* _RECORDED DATA_
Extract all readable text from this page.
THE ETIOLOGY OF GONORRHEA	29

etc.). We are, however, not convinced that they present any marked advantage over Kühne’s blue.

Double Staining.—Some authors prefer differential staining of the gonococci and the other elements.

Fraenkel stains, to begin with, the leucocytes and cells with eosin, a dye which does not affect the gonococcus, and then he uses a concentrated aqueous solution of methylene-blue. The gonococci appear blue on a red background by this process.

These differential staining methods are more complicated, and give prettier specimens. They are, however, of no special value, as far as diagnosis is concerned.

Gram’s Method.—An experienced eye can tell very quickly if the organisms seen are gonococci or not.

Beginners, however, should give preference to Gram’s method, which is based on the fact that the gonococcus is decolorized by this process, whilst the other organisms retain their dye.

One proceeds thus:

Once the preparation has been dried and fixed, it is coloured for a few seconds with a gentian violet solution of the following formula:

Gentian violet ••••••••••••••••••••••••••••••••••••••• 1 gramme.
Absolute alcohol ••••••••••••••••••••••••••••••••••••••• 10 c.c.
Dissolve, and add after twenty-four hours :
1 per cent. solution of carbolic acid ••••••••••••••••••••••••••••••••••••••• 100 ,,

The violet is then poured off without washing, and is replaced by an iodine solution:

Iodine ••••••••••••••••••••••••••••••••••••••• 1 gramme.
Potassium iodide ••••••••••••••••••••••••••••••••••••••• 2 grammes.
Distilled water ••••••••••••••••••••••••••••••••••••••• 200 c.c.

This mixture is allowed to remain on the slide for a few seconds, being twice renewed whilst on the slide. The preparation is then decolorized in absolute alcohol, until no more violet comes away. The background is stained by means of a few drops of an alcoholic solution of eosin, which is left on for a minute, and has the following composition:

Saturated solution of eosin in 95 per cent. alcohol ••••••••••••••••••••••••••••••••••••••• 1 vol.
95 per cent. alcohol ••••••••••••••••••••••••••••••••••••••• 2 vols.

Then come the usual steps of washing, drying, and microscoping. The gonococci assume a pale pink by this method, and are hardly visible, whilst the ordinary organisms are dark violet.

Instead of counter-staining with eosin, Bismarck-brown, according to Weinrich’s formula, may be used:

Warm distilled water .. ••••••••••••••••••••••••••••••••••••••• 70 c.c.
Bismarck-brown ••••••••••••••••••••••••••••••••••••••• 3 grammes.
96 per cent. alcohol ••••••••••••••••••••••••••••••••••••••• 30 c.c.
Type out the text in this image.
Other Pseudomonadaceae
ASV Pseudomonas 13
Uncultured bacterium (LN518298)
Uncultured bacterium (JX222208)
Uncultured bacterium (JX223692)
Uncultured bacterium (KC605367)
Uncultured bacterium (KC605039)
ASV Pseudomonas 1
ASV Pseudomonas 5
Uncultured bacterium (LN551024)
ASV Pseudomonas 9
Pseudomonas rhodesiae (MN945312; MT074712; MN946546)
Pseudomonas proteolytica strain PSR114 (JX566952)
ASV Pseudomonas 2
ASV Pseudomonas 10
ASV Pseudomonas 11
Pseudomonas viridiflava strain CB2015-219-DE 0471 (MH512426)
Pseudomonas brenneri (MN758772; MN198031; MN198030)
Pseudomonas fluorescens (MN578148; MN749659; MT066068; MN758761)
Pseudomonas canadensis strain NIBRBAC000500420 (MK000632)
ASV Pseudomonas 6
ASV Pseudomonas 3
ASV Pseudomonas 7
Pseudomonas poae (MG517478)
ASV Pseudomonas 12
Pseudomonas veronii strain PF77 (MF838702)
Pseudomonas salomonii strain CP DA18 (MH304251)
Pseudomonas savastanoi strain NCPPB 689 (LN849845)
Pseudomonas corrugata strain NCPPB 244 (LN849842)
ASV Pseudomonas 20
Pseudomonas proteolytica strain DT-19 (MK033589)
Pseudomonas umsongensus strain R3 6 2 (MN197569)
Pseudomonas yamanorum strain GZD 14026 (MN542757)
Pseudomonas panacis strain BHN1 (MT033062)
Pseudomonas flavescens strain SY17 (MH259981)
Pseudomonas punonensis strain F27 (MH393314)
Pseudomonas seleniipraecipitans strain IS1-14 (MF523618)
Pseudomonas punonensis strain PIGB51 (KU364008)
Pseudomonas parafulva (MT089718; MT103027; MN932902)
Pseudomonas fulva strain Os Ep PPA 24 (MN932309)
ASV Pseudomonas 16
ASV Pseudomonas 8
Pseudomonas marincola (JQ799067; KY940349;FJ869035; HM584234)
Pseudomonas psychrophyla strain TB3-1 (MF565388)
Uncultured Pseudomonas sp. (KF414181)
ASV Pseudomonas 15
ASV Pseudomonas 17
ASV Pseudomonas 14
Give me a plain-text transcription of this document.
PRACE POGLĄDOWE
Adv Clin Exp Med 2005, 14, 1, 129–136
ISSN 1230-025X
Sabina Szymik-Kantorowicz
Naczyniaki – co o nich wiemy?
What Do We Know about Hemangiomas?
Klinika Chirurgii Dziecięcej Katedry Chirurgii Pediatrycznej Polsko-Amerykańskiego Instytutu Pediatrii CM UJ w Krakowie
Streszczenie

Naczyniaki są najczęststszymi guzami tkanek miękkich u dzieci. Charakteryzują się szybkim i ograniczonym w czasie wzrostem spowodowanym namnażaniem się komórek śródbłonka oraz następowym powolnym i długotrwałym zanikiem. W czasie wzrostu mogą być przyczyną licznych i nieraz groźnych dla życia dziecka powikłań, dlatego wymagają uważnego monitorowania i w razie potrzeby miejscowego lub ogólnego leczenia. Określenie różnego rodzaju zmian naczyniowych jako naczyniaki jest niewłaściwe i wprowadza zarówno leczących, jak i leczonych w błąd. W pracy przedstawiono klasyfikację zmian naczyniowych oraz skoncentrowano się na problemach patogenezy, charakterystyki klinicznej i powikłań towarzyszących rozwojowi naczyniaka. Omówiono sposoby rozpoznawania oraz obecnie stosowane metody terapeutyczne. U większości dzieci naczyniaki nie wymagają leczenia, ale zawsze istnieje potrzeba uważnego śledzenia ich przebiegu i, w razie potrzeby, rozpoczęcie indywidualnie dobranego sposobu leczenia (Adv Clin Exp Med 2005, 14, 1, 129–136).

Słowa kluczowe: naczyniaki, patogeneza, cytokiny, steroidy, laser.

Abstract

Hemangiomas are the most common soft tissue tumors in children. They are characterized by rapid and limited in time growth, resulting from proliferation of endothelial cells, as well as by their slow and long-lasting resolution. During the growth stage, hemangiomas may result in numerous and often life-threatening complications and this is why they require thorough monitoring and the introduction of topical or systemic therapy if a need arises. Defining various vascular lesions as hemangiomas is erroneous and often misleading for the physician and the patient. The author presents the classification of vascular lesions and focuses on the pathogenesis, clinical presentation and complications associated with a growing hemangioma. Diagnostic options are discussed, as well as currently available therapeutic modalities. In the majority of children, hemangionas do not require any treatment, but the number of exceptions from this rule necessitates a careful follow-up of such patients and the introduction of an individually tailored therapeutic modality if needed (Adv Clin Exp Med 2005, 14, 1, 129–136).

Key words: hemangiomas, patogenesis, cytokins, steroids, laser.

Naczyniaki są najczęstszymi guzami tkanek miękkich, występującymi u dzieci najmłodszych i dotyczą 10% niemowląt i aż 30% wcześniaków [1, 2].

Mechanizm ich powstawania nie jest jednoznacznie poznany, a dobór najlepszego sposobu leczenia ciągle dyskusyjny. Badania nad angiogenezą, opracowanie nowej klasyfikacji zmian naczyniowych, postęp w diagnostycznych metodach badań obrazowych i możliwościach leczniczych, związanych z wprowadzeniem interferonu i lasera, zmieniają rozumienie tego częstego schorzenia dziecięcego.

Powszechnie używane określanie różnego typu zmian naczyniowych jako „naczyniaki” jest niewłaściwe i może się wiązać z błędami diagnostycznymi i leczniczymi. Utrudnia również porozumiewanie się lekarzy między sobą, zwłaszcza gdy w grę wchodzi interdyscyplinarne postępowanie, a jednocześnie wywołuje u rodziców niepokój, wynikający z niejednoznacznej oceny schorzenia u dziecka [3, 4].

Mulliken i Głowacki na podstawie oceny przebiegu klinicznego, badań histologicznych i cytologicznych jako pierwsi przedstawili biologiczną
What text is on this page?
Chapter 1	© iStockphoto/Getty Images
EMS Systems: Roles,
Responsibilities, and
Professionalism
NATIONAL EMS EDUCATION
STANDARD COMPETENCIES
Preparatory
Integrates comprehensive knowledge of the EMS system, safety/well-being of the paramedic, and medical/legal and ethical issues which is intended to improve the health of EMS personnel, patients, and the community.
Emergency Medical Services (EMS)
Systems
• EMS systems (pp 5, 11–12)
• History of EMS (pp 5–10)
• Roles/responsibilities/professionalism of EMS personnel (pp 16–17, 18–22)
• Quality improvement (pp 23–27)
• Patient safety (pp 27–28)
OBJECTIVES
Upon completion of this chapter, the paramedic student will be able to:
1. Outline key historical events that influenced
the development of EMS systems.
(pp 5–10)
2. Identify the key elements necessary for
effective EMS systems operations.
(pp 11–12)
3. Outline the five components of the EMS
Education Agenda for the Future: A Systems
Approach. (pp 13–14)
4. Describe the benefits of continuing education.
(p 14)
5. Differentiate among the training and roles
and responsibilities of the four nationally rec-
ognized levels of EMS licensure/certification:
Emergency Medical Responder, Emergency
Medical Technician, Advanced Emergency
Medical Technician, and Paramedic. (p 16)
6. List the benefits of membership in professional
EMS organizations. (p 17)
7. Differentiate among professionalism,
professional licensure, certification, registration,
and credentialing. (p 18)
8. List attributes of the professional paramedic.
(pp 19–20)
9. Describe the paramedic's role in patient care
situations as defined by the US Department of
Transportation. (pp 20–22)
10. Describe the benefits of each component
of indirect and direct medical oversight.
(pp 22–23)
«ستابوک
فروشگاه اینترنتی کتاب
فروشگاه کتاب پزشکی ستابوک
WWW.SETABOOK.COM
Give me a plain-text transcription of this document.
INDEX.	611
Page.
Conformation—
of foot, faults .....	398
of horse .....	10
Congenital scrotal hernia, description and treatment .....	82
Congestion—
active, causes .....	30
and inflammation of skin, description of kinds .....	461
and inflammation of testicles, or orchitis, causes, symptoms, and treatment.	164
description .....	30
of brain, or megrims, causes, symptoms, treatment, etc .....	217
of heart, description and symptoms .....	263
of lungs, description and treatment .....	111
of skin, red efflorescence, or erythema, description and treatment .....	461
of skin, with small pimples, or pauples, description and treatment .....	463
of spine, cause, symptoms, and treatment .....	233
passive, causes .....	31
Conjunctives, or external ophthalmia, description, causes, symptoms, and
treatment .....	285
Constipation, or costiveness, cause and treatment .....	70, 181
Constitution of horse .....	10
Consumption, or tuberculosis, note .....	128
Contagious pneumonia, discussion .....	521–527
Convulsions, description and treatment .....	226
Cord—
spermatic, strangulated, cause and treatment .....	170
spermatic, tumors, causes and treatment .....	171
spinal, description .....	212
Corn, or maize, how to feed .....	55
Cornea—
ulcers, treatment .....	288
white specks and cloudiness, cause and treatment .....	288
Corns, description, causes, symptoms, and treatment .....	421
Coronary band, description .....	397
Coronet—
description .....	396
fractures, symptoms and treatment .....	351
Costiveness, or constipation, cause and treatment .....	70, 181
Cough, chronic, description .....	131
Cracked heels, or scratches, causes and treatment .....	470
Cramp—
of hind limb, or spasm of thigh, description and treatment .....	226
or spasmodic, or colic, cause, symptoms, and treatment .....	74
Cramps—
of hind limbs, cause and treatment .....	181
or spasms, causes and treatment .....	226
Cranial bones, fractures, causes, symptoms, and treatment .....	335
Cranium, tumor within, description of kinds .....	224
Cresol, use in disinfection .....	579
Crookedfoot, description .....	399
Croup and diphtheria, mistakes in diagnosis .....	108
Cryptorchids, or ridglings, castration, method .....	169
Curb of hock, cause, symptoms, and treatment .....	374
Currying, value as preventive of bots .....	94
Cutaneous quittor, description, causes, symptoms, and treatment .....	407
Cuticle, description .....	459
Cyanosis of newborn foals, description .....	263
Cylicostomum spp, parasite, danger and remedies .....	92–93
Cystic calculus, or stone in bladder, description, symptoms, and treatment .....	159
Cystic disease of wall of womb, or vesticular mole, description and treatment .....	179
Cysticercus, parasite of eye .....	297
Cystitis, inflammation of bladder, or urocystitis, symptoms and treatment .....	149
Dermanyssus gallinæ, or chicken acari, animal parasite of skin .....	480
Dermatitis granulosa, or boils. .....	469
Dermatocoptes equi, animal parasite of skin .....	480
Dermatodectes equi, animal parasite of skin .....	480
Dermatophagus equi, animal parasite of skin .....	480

* _ACTION ITEM_
Using the material above, return every line that holds the string "well".

* _ANSWER BOX_
Hemangiomas are the most common soft tissue tumors in children. They are characterized by rapid and limited in time growth, resulting from proliferation of endothelial cells, as well as by their slow and long-lasting resolution. During the growth stage, hemangiomas may result in numerous and often life-threatening complications and this is why they require thorough monitoring and the introduction of topical or systemic therapy if a need arises. Defining various vascular lesions as hemangiomas is erroneous and often misleading for the physician and the patient. The author presents the classification of vascular lesions and focuses on the pathogenesis, clinical presentation and complications associated with a growing hemangioma. Diagnostic options are discussed, as well as currently available therapeutic modalities. In the majority of children, hemangionas do not require any treatment, but the number of exceptions from this rule necessitates a careful follow-up of such patients and the introduction of an individually tailored therapeutic modality if needed (Adv Clin Exp Med 2005, 14, 1, 129–136).
Integrates comprehensive knowledge of the EMS system, safety/well-being of the paramedic, and medical/legal and ethical issues which is intended to improve the health of EMS personnel, patients, and the community.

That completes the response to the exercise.